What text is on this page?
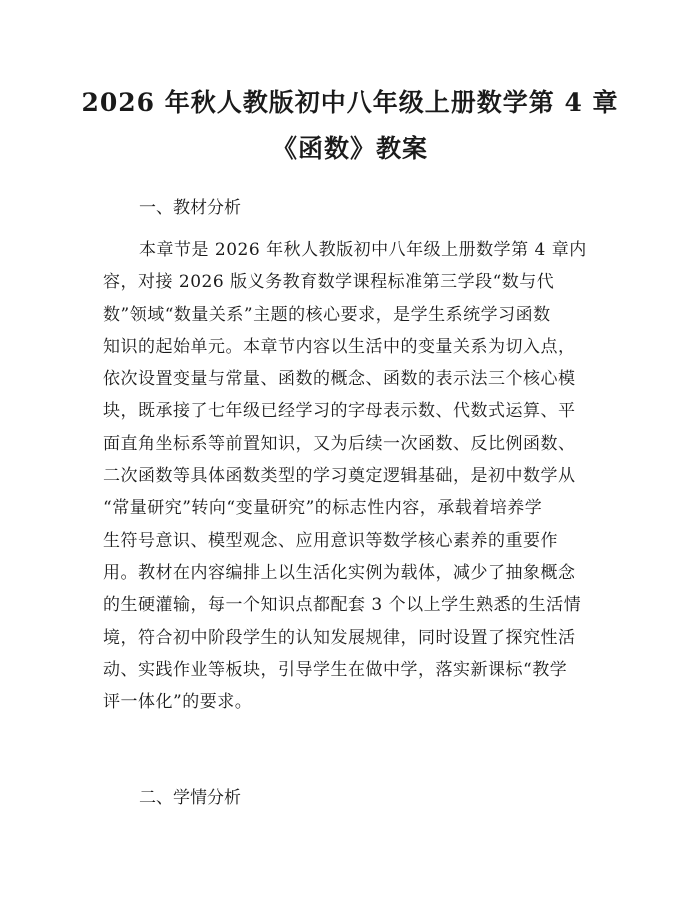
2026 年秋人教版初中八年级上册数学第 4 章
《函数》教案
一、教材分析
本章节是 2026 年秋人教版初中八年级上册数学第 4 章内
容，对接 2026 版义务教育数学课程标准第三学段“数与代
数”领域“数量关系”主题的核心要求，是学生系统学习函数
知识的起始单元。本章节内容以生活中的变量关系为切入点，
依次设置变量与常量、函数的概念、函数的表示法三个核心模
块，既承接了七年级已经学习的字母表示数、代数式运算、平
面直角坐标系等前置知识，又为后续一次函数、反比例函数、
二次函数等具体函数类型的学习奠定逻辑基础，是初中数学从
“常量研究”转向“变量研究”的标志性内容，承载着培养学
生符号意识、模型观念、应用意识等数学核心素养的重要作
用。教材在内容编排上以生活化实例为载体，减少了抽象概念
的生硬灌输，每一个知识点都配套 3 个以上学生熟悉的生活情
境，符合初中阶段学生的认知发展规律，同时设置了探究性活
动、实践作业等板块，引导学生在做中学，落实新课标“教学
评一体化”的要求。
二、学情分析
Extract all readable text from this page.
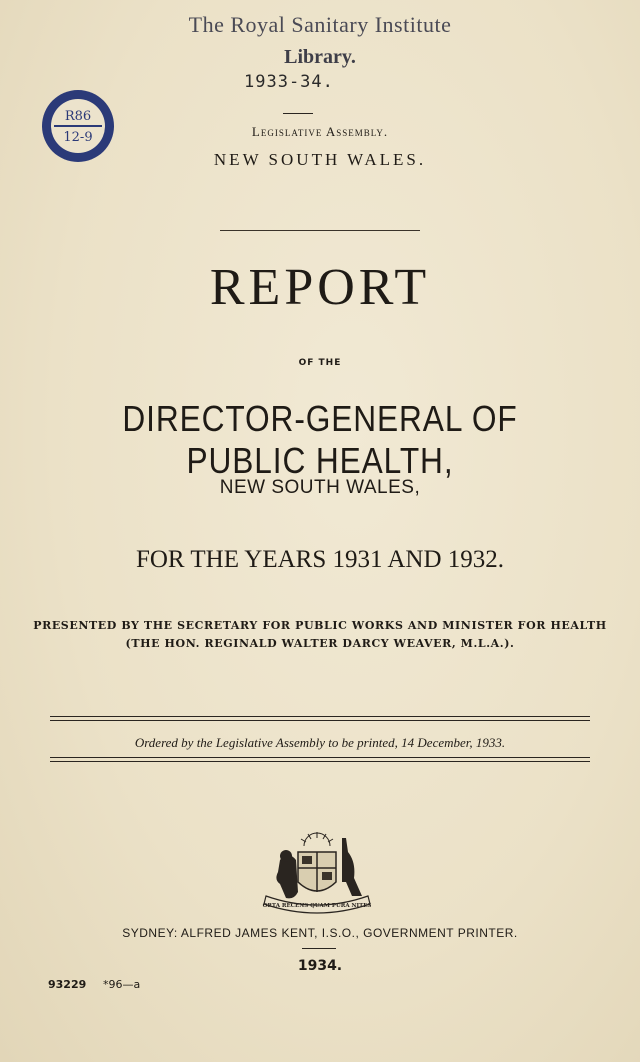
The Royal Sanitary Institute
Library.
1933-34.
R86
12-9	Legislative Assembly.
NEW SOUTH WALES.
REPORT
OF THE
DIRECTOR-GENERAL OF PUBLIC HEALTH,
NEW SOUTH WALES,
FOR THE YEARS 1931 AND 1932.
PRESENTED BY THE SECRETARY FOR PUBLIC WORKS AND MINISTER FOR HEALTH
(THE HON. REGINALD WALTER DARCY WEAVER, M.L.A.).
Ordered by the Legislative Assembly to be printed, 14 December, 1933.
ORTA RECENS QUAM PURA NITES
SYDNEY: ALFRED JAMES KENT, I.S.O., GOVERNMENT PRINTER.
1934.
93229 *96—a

::::::::::

**Stated goal**
Gather each line of the listing containing the word "Assembly" and show it.

**Final answer**
12-9	Legislative Assembly.
Ordered by the Legislative Assembly to be printed, 14 December, 1933.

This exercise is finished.